• Written task
Set all the material down again unchanged, without the pictures.

• Dataset excerpts
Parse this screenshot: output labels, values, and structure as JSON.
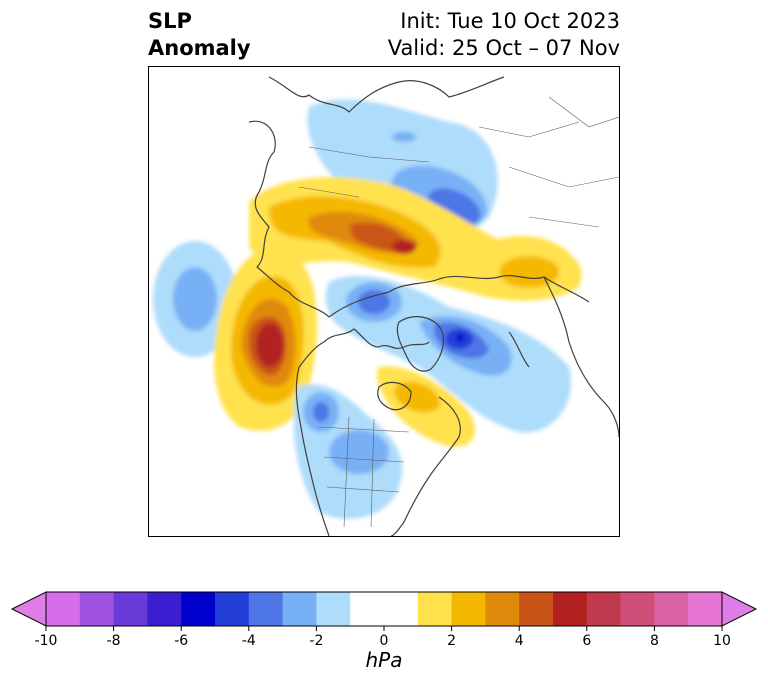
{
  "title": {
    "left_line1": "SLP",
    "left_line2": "Anomaly",
    "right_line1": "Init: Tue 10 Oct 2023",
    "right_line2": "Valid: 25 Oct – 07 Nov"
  },
  "colorbar": {
    "unit": "hPa",
    "tick_labels": [
      "-10",
      "-8",
      "-6",
      "-4",
      "-2",
      "0",
      "2",
      "4",
      "6",
      "8",
      "10"
    ],
    "levels": [
      -10,
      -9,
      -8,
      -7,
      -6,
      -5,
      -4,
      -3,
      -2,
      -1,
      1,
      2,
      3,
      4,
      5,
      6,
      7,
      8,
      9,
      10
    ],
    "colors": [
      "#d56ee8",
      "#a052e0",
      "#6a3ad9",
      "#3a1fd0",
      "#0000cc",
      "#233fd8",
      "#4e76e6",
      "#78b0f5",
      "#aedcfb",
      "#ffffff",
      "#ffe24d",
      "#f5b800",
      "#e08a0c",
      "#c95418",
      "#b22020",
      "#c0394c",
      "#cf4f78",
      "#d963a4",
      "#e775d4"
    ],
    "under_color": "#e07ee8",
    "over_color": "#e07ee8"
  },
  "map": {
    "projection": "north-polar-stereographic",
    "variable": "SLP anomaly",
    "anomaly_centers": [
      {
        "region": "Gulf of Alaska",
        "sign": "positive",
        "peak_hpa": 6
      },
      {
        "region": "Central Siberia / Kara coast",
        "sign": "positive",
        "peak_hpa": 5
      },
      {
        "region": "Scandinavia / Barents",
        "sign": "positive",
        "peak_hpa": 2
      },
      {
        "region": "Hudson Bay / Labrador",
        "sign": "positive",
        "peak_hpa": 3
      },
      {
        "region": "Greenland / Iceland",
        "sign": "negative",
        "peak_hpa": -6
      },
      {
        "region": "Central Asia",
        "sign": "negative",
        "peak_hpa": -4
      },
      {
        "region": "Western North America",
        "sign": "negative",
        "peak_hpa": -4
      },
      {
        "region": "Arctic Ocean (E. Siberian side)",
        "sign": "negative",
        "peak_hpa": -4
      },
      {
        "region": "North Pacific west",
        "sign": "negative",
        "peak_hpa": -2
      }
    ]
  }
}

• Expected answer
Parse this screenshot: output labels, values, and structure as JSON.
{
  "title": {
    "left_line1": "SLP",
    "left_line2": "Anomaly",
    "right_line1": "Init: Tue 10 Oct 2023",
    "right_line2": "Valid: 25 Oct – 07 Nov"
  },
  "colorbar": {
    "unit": "hPa",
    "tick_labels": [
      "-10",
      "-8",
      "-6",
      "-4",
      "-2",
      "0",
      "2",
      "4",
      "6",
      "8",
      "10"
    ],
    "levels": [
      -10,
      -9,
      -8,
      -7,
      -6,
      -5,
      -4,
      -3,
      -2,
      -1,
      1,
      2,
      3,
      4,
      5,
      6,
      7,
      8,
      9,
      10
    ],
    "colors": [
      "#d56ee8",
      "#a052e0",
      "#6a3ad9",
      "#3a1fd0",
      "#0000cc",
      "#233fd8",
      "#4e76e6",
      "#78b0f5",
      "#aedcfb",
      "#ffffff",
      "#ffe24d",
      "#f5b800",
      "#e08a0c",
      "#c95418",
      "#b22020",
      "#c0394c",
      "#cf4f78",
      "#d963a4",
      "#e775d4"
    ],
    "under_color": "#e07ee8",
    "over_color": "#e07ee8"
  },
  "map": {
    "projection": "north-polar-stereographic",
    "variable": "SLP anomaly",
    "anomaly_centers": [
      {
        "region": "Gulf of Alaska",
        "sign": "positive",
        "peak_hpa": 6
      },
      {
        "region": "Central Siberia / Kara coast",
        "sign": "positive",
        "peak_hpa": 5
      },
      {
        "region": "Scandinavia / Barents",
        "sign": "positive",
        "peak_hpa": 2
      },
      {
        "region": "Hudson Bay / Labrador",
        "sign": "positive",
        "peak_hpa": 3
      },
      {
        "region": "Greenland / Iceland",
        "sign": "negative",
        "peak_hpa": -6
      },
      {
        "region": "Central Asia",
        "sign": "negative",
        "peak_hpa": -4
      },
      {
        "region": "Western North America",
        "sign": "negative",
        "peak_hpa": -4
      },
      {
        "region": "Arctic Ocean (E. Siberian side)",
        "sign": "negative",
        "peak_hpa": -4
      },
      {
        "region": "North Pacific west",
        "sign": "negative",
        "peak_hpa": -2
      }
    ]
  }
}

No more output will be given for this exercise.